_WHAT YOU SHOULD DO_. Update the LeetCode problem: start at the words "3651. Minimum Cost", stop after "most k times.", and write that part out again with "Standard move" in place of "Normal move".

_ARTICLE_.
==============================
LeetCode in Kotlin

3651. Minimum Cost Path with Teleportations

Hard

You are given a m x n 2D integer array grid and an integer k. You start at the top-left cell (0, 0) and your goal is to reach the bottom‐right cell (m - 1, n - 1).

There are two types of moves available:

• Normal move: You can move right or down from your current cell (i, j), i.e. you can move to (i, j + 1) (right) or (i + 1, j) (down). The cost is the value of the destination cell.

• Teleportation: You can teleport from any cell (i, j), to any cell (x, y) such that grid[x][y] <= grid[i][j]; the cost of this move is 0. You may teleport at most k times.

Return the minimum total cost to reach cell (m - 1, n - 1) from (0, 0).
==============================
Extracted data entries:
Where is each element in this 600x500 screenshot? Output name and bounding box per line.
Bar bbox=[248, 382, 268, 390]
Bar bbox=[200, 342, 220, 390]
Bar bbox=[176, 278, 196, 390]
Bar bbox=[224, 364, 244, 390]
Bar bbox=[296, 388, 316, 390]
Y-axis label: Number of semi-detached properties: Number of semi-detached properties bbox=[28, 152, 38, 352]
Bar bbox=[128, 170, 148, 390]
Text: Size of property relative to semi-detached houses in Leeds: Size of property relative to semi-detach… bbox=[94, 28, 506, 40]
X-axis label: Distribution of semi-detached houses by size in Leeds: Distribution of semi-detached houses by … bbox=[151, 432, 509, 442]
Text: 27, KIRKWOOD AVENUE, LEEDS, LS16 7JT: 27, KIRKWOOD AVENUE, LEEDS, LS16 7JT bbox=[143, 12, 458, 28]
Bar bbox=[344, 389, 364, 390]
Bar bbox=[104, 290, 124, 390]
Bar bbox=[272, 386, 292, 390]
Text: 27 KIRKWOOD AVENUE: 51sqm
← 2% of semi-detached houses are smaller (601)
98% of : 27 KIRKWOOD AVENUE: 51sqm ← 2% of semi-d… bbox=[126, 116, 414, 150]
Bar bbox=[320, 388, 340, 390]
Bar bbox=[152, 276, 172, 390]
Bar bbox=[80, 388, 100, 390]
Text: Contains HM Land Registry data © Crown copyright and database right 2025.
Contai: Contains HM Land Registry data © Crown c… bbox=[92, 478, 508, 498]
==============================
_REPLY_.
3651. Minimum Cost Path with Teleportations

Hard

You are given a m x n 2D integer array grid and an integer k. You start at the top-left cell (0, 0) and your goal is to reach the bottom‐right cell (m - 1, n - 1).

There are two types of moves available:

• Standard move: You can move right or down from your current cell (i, j), i.e. you can move to (i, j + 1) (right) or (i + 1, j) (down). The cost is the value of the destination cell.

• Teleportation: You can teleport from any cell (i, j), to any cell (x, y) such that grid[x][y] <= grid[i][j]; the cost of this move is 0. You may teleport at most k times.